** START OF DATA SHOWN **

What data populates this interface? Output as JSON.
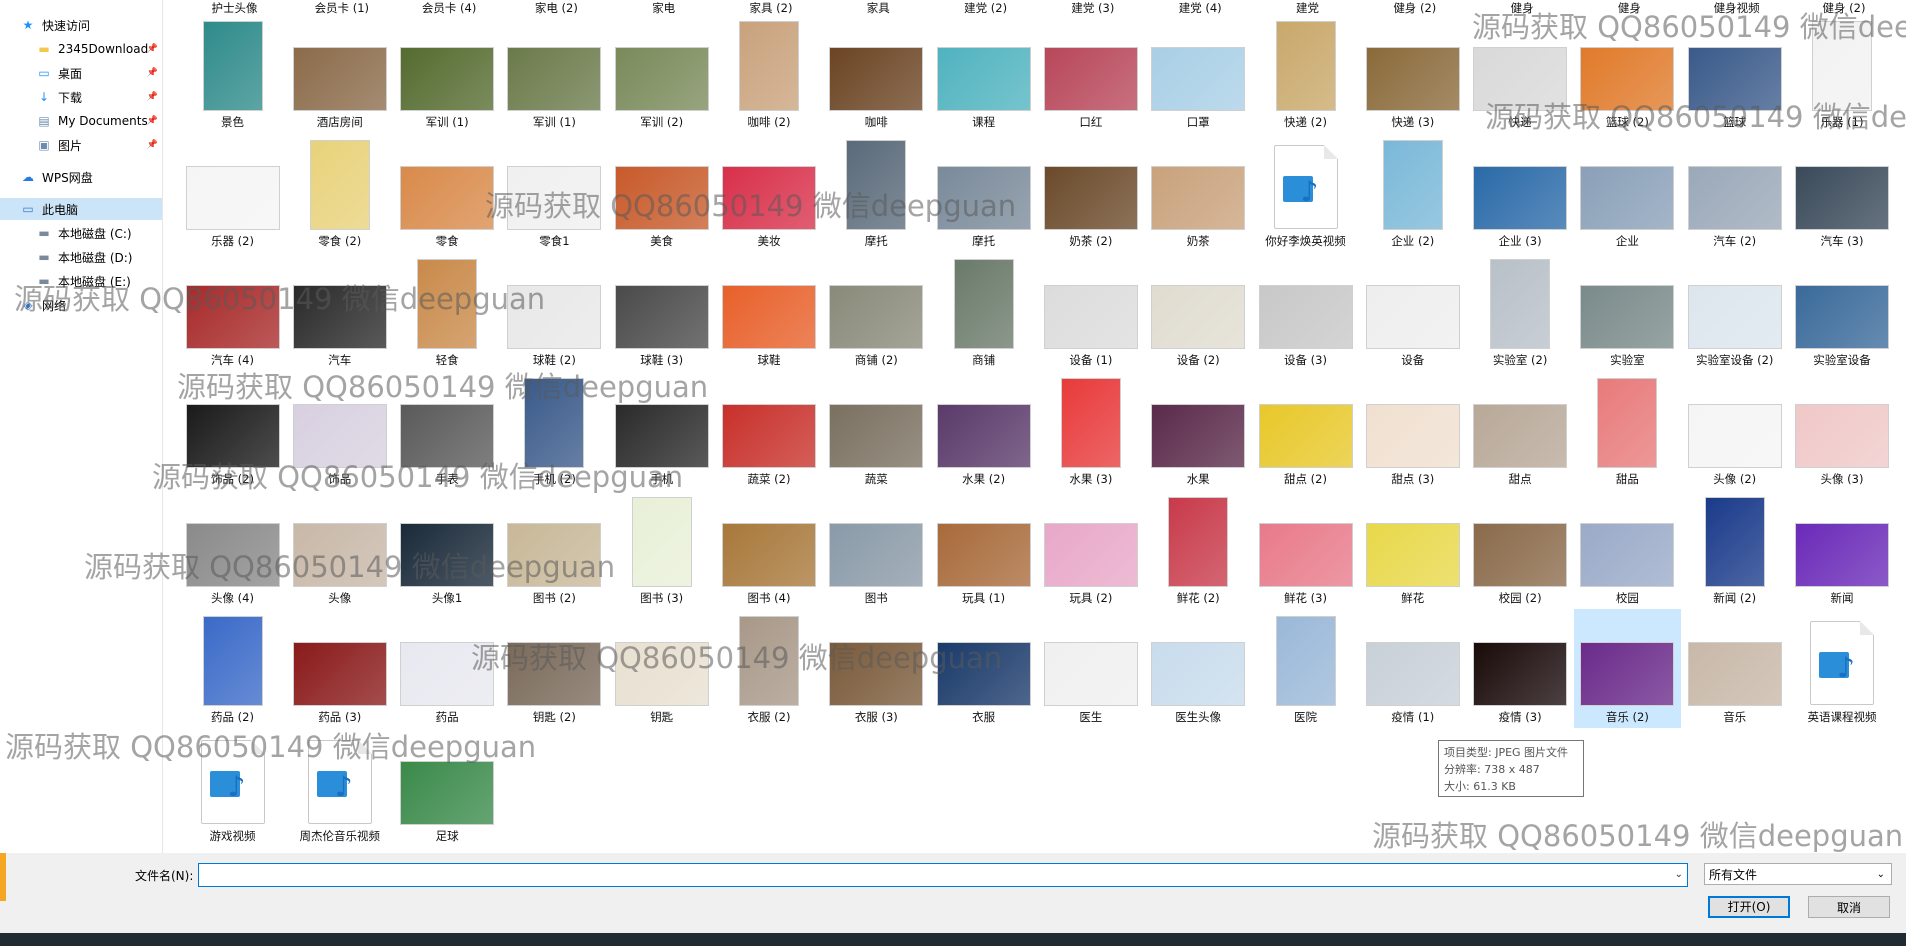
{
  "nav": [
    {
      "label": "快速访问",
      "icon": "star-icon",
      "pinned": false,
      "selected": false
    },
    {
      "label": "2345Download",
      "icon": "folder-icon",
      "pinned": true,
      "selected": false
    },
    {
      "label": "桌面",
      "icon": "desktop-icon",
      "pinned": true,
      "selected": false
    },
    {
      "label": "下载",
      "icon": "download-icon",
      "pinned": true,
      "selected": false
    },
    {
      "label": "My Documents",
      "icon": "documents-icon",
      "pinned": true,
      "selected": false
    },
    {
      "label": "图片",
      "icon": "pictures-icon",
      "pinned": true,
      "selected": false
    },
    {
      "label": "WPS网盘",
      "icon": "cloud-icon",
      "pinned": false,
      "selected": false
    },
    {
      "label": "此电脑",
      "icon": "computer-icon",
      "pinned": false,
      "selected": true
    },
    {
      "label": "本地磁盘 (C:)",
      "icon": "drive-icon",
      "pinned": false,
      "selected": false
    },
    {
      "label": "本地磁盘 (D:)",
      "icon": "drive-icon",
      "pinned": false,
      "selected": false
    },
    {
      "label": "本地磁盘 (E:)",
      "icon": "drive-icon",
      "pinned": false,
      "selected": false
    },
    {
      "label": "网络",
      "icon": "network-icon",
      "pinned": false,
      "selected": false
    }
  ],
  "top_row": [
    "护士头像",
    "会员卡 (1)",
    "会员卡 (4)",
    "家电 (2)",
    "家电",
    "家具 (2)",
    "家具",
    "建党 (2)",
    "建党 (3)",
    "建党 (4)",
    "建党",
    "健身 (2)",
    "健身",
    "健身",
    "健身视频",
    "健身 (2)"
  ],
  "rows": [
    [
      {
        "label": "景色",
        "color": "#2e8b8a"
      },
      {
        "label": "酒店房间",
        "color": "#8b6b4a"
      },
      {
        "label": "军训 (1)",
        "color": "#556b2f"
      },
      {
        "label": "军训 (1)",
        "color": "#6b7a4a"
      },
      {
        "label": "军训 (2)",
        "color": "#7a8a5a"
      },
      {
        "label": "咖啡 (2)",
        "color": "#c9a27c"
      },
      {
        "label": "咖啡",
        "color": "#6b4423"
      },
      {
        "label": "课程",
        "color": "#4fb3bf"
      },
      {
        "label": "口红",
        "color": "#b8475a"
      },
      {
        "label": "口罩",
        "color": "#a9cfe6"
      },
      {
        "label": "快递 (2)",
        "color": "#c9a86a"
      },
      {
        "label": "快递 (3)",
        "color": "#8a6a3a"
      },
      {
        "label": "快递",
        "color": "#d9d9d9"
      },
      {
        "label": "篮球 (2)",
        "color": "#e07a2a"
      },
      {
        "label": "篮球",
        "color": "#3a5a8a"
      },
      {
        "label": "乐器 (1)",
        "color": "#f2f2f2"
      }
    ],
    [
      {
        "label": "乐器 (2)",
        "color": "#f5f5f5"
      },
      {
        "label": "零食 (2)",
        "color": "#e8d27a"
      },
      {
        "label": "零食",
        "color": "#d98a4a"
      },
      {
        "label": "零食1",
        "color": "#f0f0f0"
      },
      {
        "label": "美食",
        "color": "#c85a2a"
      },
      {
        "label": "美妆",
        "color": "#d8304a"
      },
      {
        "label": "摩托",
        "color": "#5a6a7a"
      },
      {
        "label": "摩托",
        "color": "#7a8a9a"
      },
      {
        "label": "奶茶 (2)",
        "color": "#6b4a2a"
      },
      {
        "label": "奶茶",
        "color": "#c9a27c"
      },
      {
        "label": "你好李焕英视频",
        "color": "video"
      },
      {
        "label": "企业 (2)",
        "color": "#7ab8d8"
      },
      {
        "label": "企业 (3)",
        "color": "#2a6aa8"
      },
      {
        "label": "企业",
        "color": "#8aa0b8"
      },
      {
        "label": "汽车 (2)",
        "color": "#9aa8b8"
      },
      {
        "label": "汽车 (3)",
        "color": "#3a4a5a"
      }
    ],
    [
      {
        "label": "汽车 (4)",
        "color": "#a82a2a"
      },
      {
        "label": "汽车",
        "color": "#2a2a2a"
      },
      {
        "label": "轻食",
        "color": "#c98a4a"
      },
      {
        "label": "球鞋 (2)",
        "color": "#e8e8e8"
      },
      {
        "label": "球鞋 (3)",
        "color": "#4a4a4a"
      },
      {
        "label": "球鞋",
        "color": "#e8602a"
      },
      {
        "label": "商铺 (2)",
        "color": "#8a8a7a"
      },
      {
        "label": "商铺",
        "color": "#6a7a6a"
      },
      {
        "label": "设备 (1)",
        "color": "#dcdcdc"
      },
      {
        "label": "设备 (2)",
        "color": "#e0dcd0"
      },
      {
        "label": "设备 (3)",
        "color": "#c8c8c8"
      },
      {
        "label": "设备",
        "color": "#eeeeee"
      },
      {
        "label": "实验室 (2)",
        "color": "#b8c0c8"
      },
      {
        "label": "实验室",
        "color": "#7a8a8a"
      },
      {
        "label": "实验室设备 (2)",
        "color": "#dce6ee"
      },
      {
        "label": "实验室设备",
        "color": "#3a6a9a"
      }
    ],
    [
      {
        "label": "饰品 (2)",
        "color": "#1a1a1a"
      },
      {
        "label": "饰品",
        "color": "#d8d0e0"
      },
      {
        "label": "手表",
        "color": "#5a5a5a"
      },
      {
        "label": "手机 (2)",
        "color": "#3a5a8a"
      },
      {
        "label": "手机",
        "color": "#2a2a2a"
      },
      {
        "label": "蔬菜 (2)",
        "color": "#c8302a"
      },
      {
        "label": "蔬菜",
        "color": "#7a7060"
      },
      {
        "label": "水果 (2)",
        "color": "#5a3a6a"
      },
      {
        "label": "水果 (3)",
        "color": "#e83a3a"
      },
      {
        "label": "水果",
        "color": "#5a2a4a"
      },
      {
        "label": "甜点 (2)",
        "color": "#e8c82a"
      },
      {
        "label": "甜点 (3)",
        "color": "#f0e0d0"
      },
      {
        "label": "甜点",
        "color": "#b8a898"
      },
      {
        "label": "甜品",
        "color": "#e87a7a"
      },
      {
        "label": "头像 (2)",
        "color": "#f5f5f5"
      },
      {
        "label": "头像 (3)",
        "color": "#f0c8c8"
      }
    ],
    [
      {
        "label": "头像 (4)",
        "color": "#8a8a8a"
      },
      {
        "label": "头像",
        "color": "#c8b8a8"
      },
      {
        "label": "头像1",
        "color": "#1a2a3a"
      },
      {
        "label": "图书 (2)",
        "color": "#c8b898"
      },
      {
        "label": "图书 (3)",
        "color": "#e8f0d8"
      },
      {
        "label": "图书 (4)",
        "color": "#a8783a"
      },
      {
        "label": "图书",
        "color": "#8a9aa8"
      },
      {
        "label": "玩具 (1)",
        "color": "#a86a3a"
      },
      {
        "label": "玩具 (2)",
        "color": "#e8a8c8"
      },
      {
        "label": "鲜花 (2)",
        "color": "#c83a4a"
      },
      {
        "label": "鲜花 (3)",
        "color": "#e87a8a"
      },
      {
        "label": "鲜花",
        "color": "#e8d84a"
      },
      {
        "label": "校园 (2)",
        "color": "#8a6a4a"
      },
      {
        "label": "校园",
        "color": "#9aaac8"
      },
      {
        "label": "新闻 (2)",
        "color": "#1a3a8a"
      },
      {
        "label": "新闻",
        "color": "#6a2ab8"
      }
    ],
    [
      {
        "label": "药品 (2)",
        "color": "#3a6ac8"
      },
      {
        "label": "药品 (3)",
        "color": "#8a1a1a"
      },
      {
        "label": "药品",
        "color": "#e8e8f0"
      },
      {
        "label": "钥匙 (2)",
        "color": "#7a6a5a"
      },
      {
        "label": "钥匙",
        "color": "#e8e0d0"
      },
      {
        "label": "衣服 (2)",
        "color": "#a89888"
      },
      {
        "label": "衣服 (3)",
        "color": "#7a5a3a"
      },
      {
        "label": "衣服",
        "color": "#1a3a6a"
      },
      {
        "label": "医生",
        "color": "#f0f0f0"
      },
      {
        "label": "医生头像",
        "color": "#c8dcec"
      },
      {
        "label": "医院",
        "color": "#9ab8d8"
      },
      {
        "label": "疫情 (1)",
        "color": "#c8d0d8"
      },
      {
        "label": "疫情 (3)",
        "color": "#1a0a0a"
      },
      {
        "label": "音乐 (2)",
        "color": "#6a2a8a",
        "selected": true
      },
      {
        "label": "音乐",
        "color": "#c8b8a8"
      },
      {
        "label": "英语课程视频",
        "color": "video"
      }
    ],
    [
      {
        "label": "游戏视频",
        "color": "video"
      },
      {
        "label": "周杰伦音乐视频",
        "color": "video"
      },
      {
        "label": "足球",
        "color": "#3a8a4a"
      }
    ]
  ],
  "tooltip": [
    "项目类型: JPEG 图片文件",
    "分辨率: 738 x 487",
    "大小: 61.3 KB"
  ],
  "filename_label": "文件名(N):",
  "filename_value": "",
  "filetype": "所有文件",
  "open_label": "打开(O)",
  "cancel_label": "取消",
  "watermark": "源码获取 QQ86050149 微信deepguan"
}
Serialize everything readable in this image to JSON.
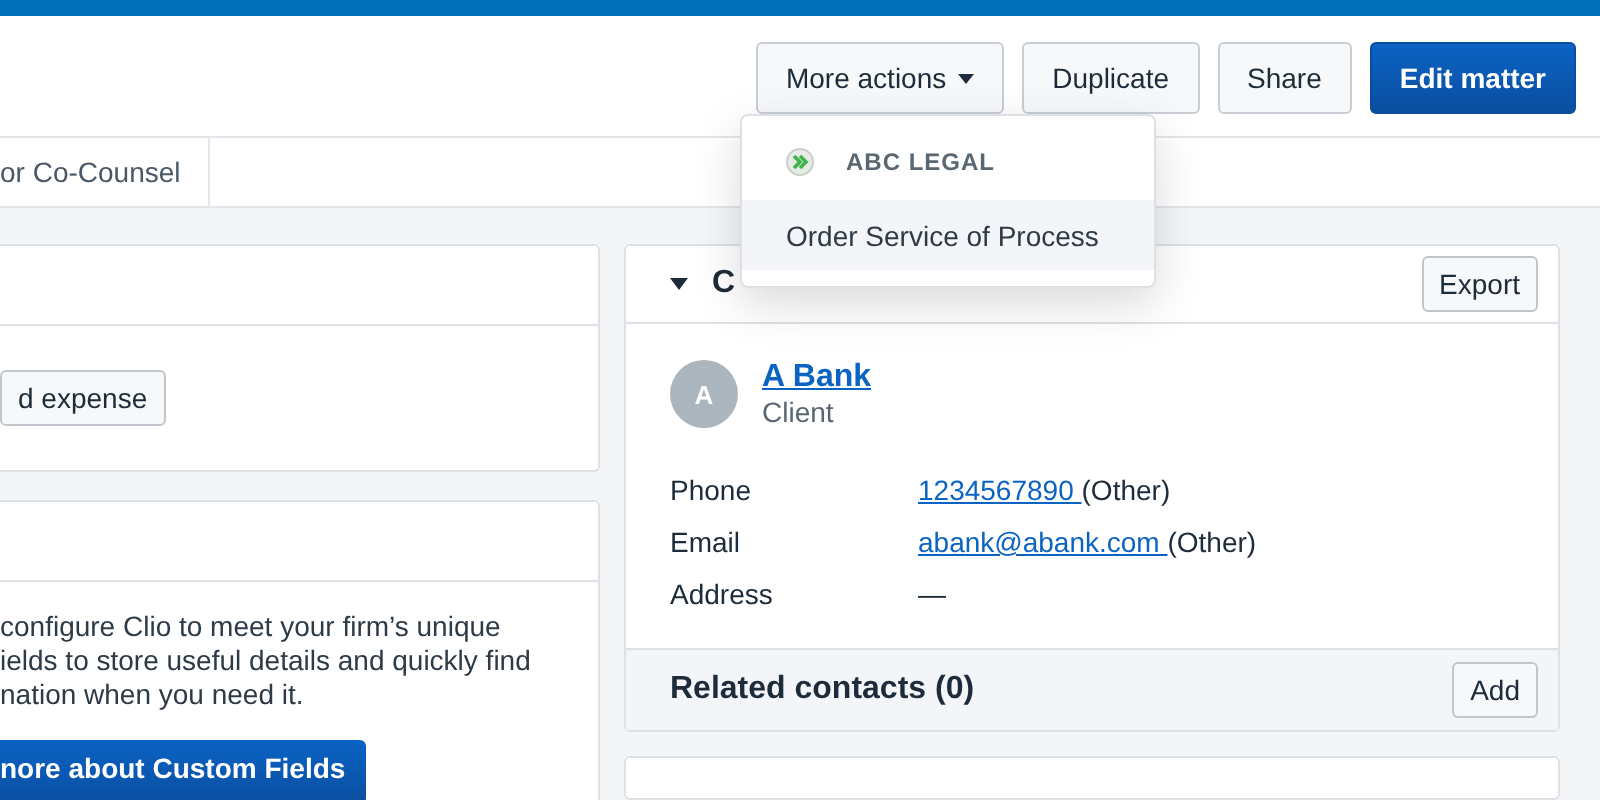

** END OF DATA SHOWN **

PROBLEM:
Track down all lines above with the string "this" and copy them.

EXERCISE OUTPUT:
What data populates this interface? Output as JSON.
Serialize everything readable in this image to JSON.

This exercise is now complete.